**Given exercise**
Edit the string-reduction editorial from "Note: If the" to "rep(i,n) for(int i=0;i<n;i++)", replacing "fully reduced string" with "completely reduced string".

**Excerpt to read**

________

DIFFICULTY:
Easy
PREREQUISITES:
Adhoc, stacks
PROBLEM:
Bob favourite Data structure is String. He takes a string and decided to reduce string as much as possible by doing a series of operations. In each operation, he selects a pair of adjacent same letters and deletes them.
Note: If the final string is empty, return Empty String.
EXPLANATION:
To get the fully reduced string, we can use a stack. Suppose we are at an ith position of the string. If the character at top of the stack is the same as S[i], we pop the top element of the stack and move to the i+1th position. Otherwise, if the stack is empty or the top element is not equal to S[i], we will push S[i] to top of the stack and then move to i+1th position. Our final answer is all the elements present in the stack from bottom to top. See the setter’s code for implementation details.
TIME COMPLEXITY:
O(N)
SOLUTIONS:
Setter's Solution
#include<bits/stdc++.h>
using namespace std;
#define rep(i,n) for(int i=0;i<n;i++)
#define pb push_back
int main(){
string S;
cin >> S;
vector<char>and;
rep(i,S.length()){
if(ans.size()==0 or S[i]!=ans.back()) ans.pb(S[i]);
else ans.pop_back();
}
if(ans.size()==0) cout<<"Empty String";
else{
for(auto x:ans) cout<<x;
}
}

________

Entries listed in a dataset
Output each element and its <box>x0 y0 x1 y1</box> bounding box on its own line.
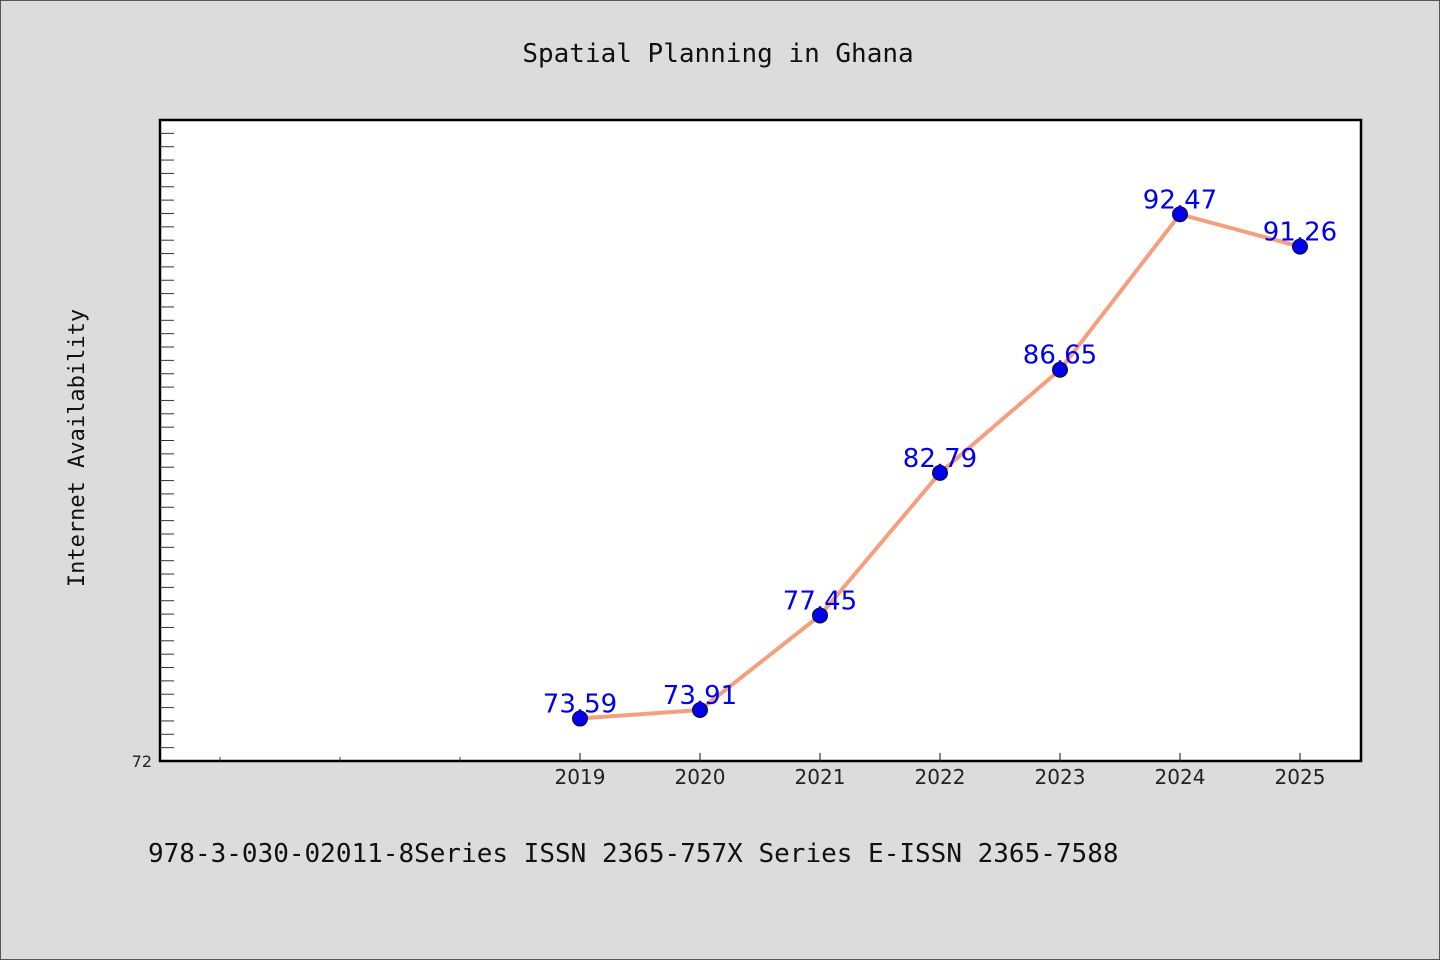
data-point <box>1172 206 1188 223</box>
x-tick-label: 2024 <box>1155 765 1206 789</box>
plot-area <box>158 118 1363 763</box>
data-label: 73.59 <box>543 690 617 720</box>
chart-title: Spatial Planning in Ghana <box>522 39 913 69</box>
data-point <box>692 701 708 718</box>
data-label: 92.47 <box>1143 185 1217 215</box>
y-axis-ticks: 72 <box>132 132 174 771</box>
data-label: 77.45 <box>783 586 857 616</box>
data-label: 86.65 <box>1023 341 1097 371</box>
y-axis-label: Internet Availability <box>65 309 90 587</box>
data-point <box>1292 238 1308 255</box>
y-tick-label: 72 <box>132 752 152 771</box>
data-point <box>932 464 948 481</box>
data-label: 82.79 <box>903 444 977 474</box>
data-label: 73.91 <box>663 681 737 711</box>
x-tick-label: 2021 <box>795 765 846 789</box>
footer-text: 978-3-030-02011-8Series ISSN 2365-757X S… <box>148 839 1119 869</box>
data-label: 91.26 <box>1263 218 1337 248</box>
x-tick-label: 2023 <box>1035 765 1086 789</box>
data-point <box>572 710 588 727</box>
x-axis-ticks: 2019 2020 2021 2022 2023 2024 2025 <box>219 753 1326 789</box>
x-tick-label: 2020 <box>675 765 726 789</box>
data-point <box>1052 361 1068 378</box>
data-point <box>812 607 828 624</box>
x-tick-label: 2022 <box>915 765 966 789</box>
x-tick-label: 2019 <box>555 765 606 789</box>
x-tick-label: 2025 <box>1275 765 1326 789</box>
data-labels: 73.59 73.91 77.45 82.79 86.65 92.47 91.26 <box>543 185 1337 719</box>
series-layer <box>572 206 1308 727</box>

________

**Response**
Note: If the final string is empty, return Empty String.
EXPLANATION:
To get the completely reduced string, we can use a stack. Suppose we are at an ith position of the string. If the character at top of the stack is the same as S[i], we pop the top element of the stack and move to the i+1th position. Otherwise, if the stack is empty or the top element is not equal to S[i], we will push S[i] to top of the stack and then move to i+1th position. Our final answer is all the elements present in the stack from bottom to top. See the setter’s code for implementation details.
TIME COMPLEXITY:
O(N)
SOLUTIONS:
Setter's Solution
#include<bits/stdc++.h>
using namespace std;
#define rep(i,n) for(int i=0;i<n;i++)